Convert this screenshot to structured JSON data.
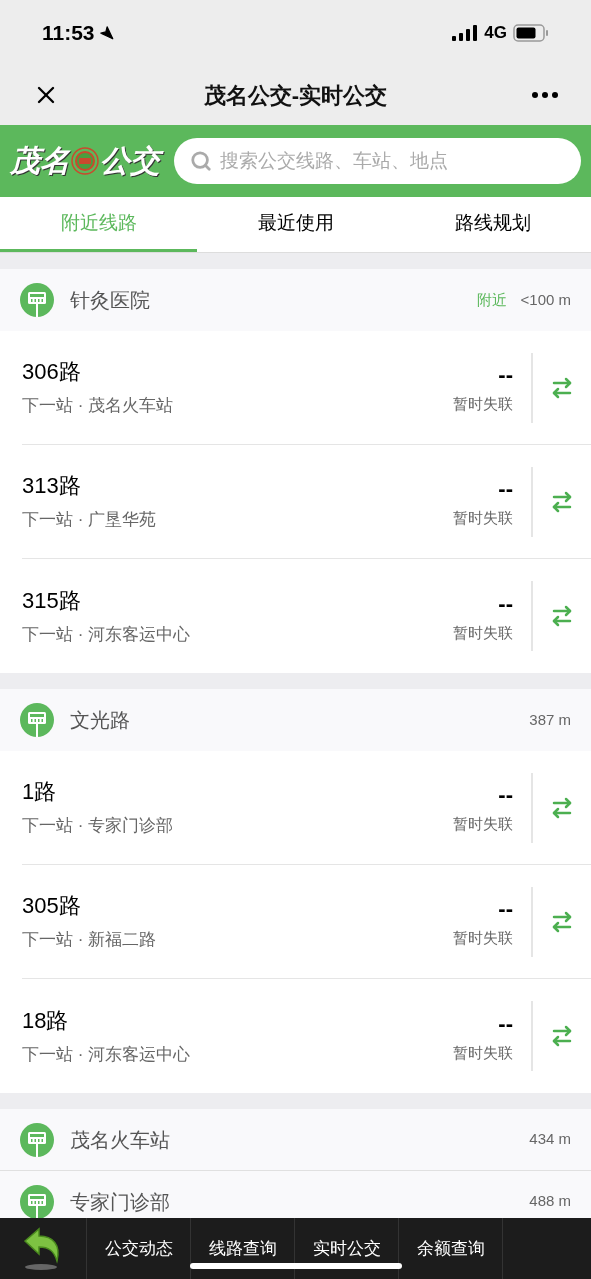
{
  "status_bar": {
    "time": "11:53",
    "network": "4G"
  },
  "nav": {
    "title": "茂名公交-实时公交"
  },
  "header": {
    "logo_left": "茂名",
    "logo_right": "公交",
    "search": {
      "placeholder": "搜索公交线路、车站、地点"
    }
  },
  "tabs": [
    {
      "label": "附近线路",
      "selected": true
    },
    {
      "label": "最近使用",
      "selected": false
    },
    {
      "label": "路线规划",
      "selected": false
    }
  ],
  "stops": [
    {
      "name": "针灸医院",
      "tag": "附近",
      "distance": "<100 m",
      "routes": [
        {
          "line": "306路",
          "next": "下一站 · 茂名火车站",
          "eta": "--",
          "status": "暂时失联"
        },
        {
          "line": "313路",
          "next": "下一站 · 广垦华苑",
          "eta": "--",
          "status": "暂时失联"
        },
        {
          "line": "315路",
          "next": "下一站 · 河东客运中心",
          "eta": "--",
          "status": "暂时失联"
        }
      ]
    },
    {
      "name": "文光路",
      "distance": "387 m",
      "routes": [
        {
          "line": "1路",
          "next": "下一站 · 专家门诊部",
          "eta": "--",
          "status": "暂时失联"
        },
        {
          "line": "305路",
          "next": "下一站 · 新福二路",
          "eta": "--",
          "status": "暂时失联"
        },
        {
          "line": "18路",
          "next": "下一站 · 河东客运中心",
          "eta": "--",
          "status": "暂时失联"
        }
      ]
    },
    {
      "name": "茂名火车站",
      "distance": "434 m"
    },
    {
      "name": "专家门诊部",
      "distance": "488 m"
    }
  ],
  "bottom_bar": {
    "items": [
      "公交动态",
      "线路查询",
      "实时公交",
      "余额查询"
    ]
  }
}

═══

## What the task requires
Drop the images and repeat the data exactly.

## Written reply
Convert this screenshot to structured JSON data.
{
  "status_bar": {
    "time": "11:53",
    "network": "4G"
  },
  "nav": {
    "title": "茂名公交-实时公交"
  },
  "header": {
    "logo_left": "茂名",
    "logo_right": "公交",
    "search": {
      "placeholder": "搜索公交线路、车站、地点"
    }
  },
  "tabs": [
    {
      "label": "附近线路",
      "selected": true
    },
    {
      "label": "最近使用",
      "selected": false
    },
    {
      "label": "路线规划",
      "selected": false
    }
  ],
  "stops": [
    {
      "name": "针灸医院",
      "tag": "附近",
      "distance": "<100 m",
      "routes": [
        {
          "line": "306路",
          "next": "下一站 · 茂名火车站",
          "eta": "--",
          "status": "暂时失联"
        },
        {
          "line": "313路",
          "next": "下一站 · 广垦华苑",
          "eta": "--",
          "status": "暂时失联"
        },
        {
          "line": "315路",
          "next": "下一站 · 河东客运中心",
          "eta": "--",
          "status": "暂时失联"
        }
      ]
    },
    {
      "name": "文光路",
      "distance": "387 m",
      "routes": [
        {
          "line": "1路",
          "next": "下一站 · 专家门诊部",
          "eta": "--",
          "status": "暂时失联"
        },
        {
          "line": "305路",
          "next": "下一站 · 新福二路",
          "eta": "--",
          "status": "暂时失联"
        },
        {
          "line": "18路",
          "next": "下一站 · 河东客运中心",
          "eta": "--",
          "status": "暂时失联"
        }
      ]
    },
    {
      "name": "茂名火车站",
      "distance": "434 m"
    },
    {
      "name": "专家门诊部",
      "distance": "488 m"
    }
  ],
  "bottom_bar": {
    "items": [
      "公交动态",
      "线路查询",
      "实时公交",
      "余额查询"
    ]
  }
}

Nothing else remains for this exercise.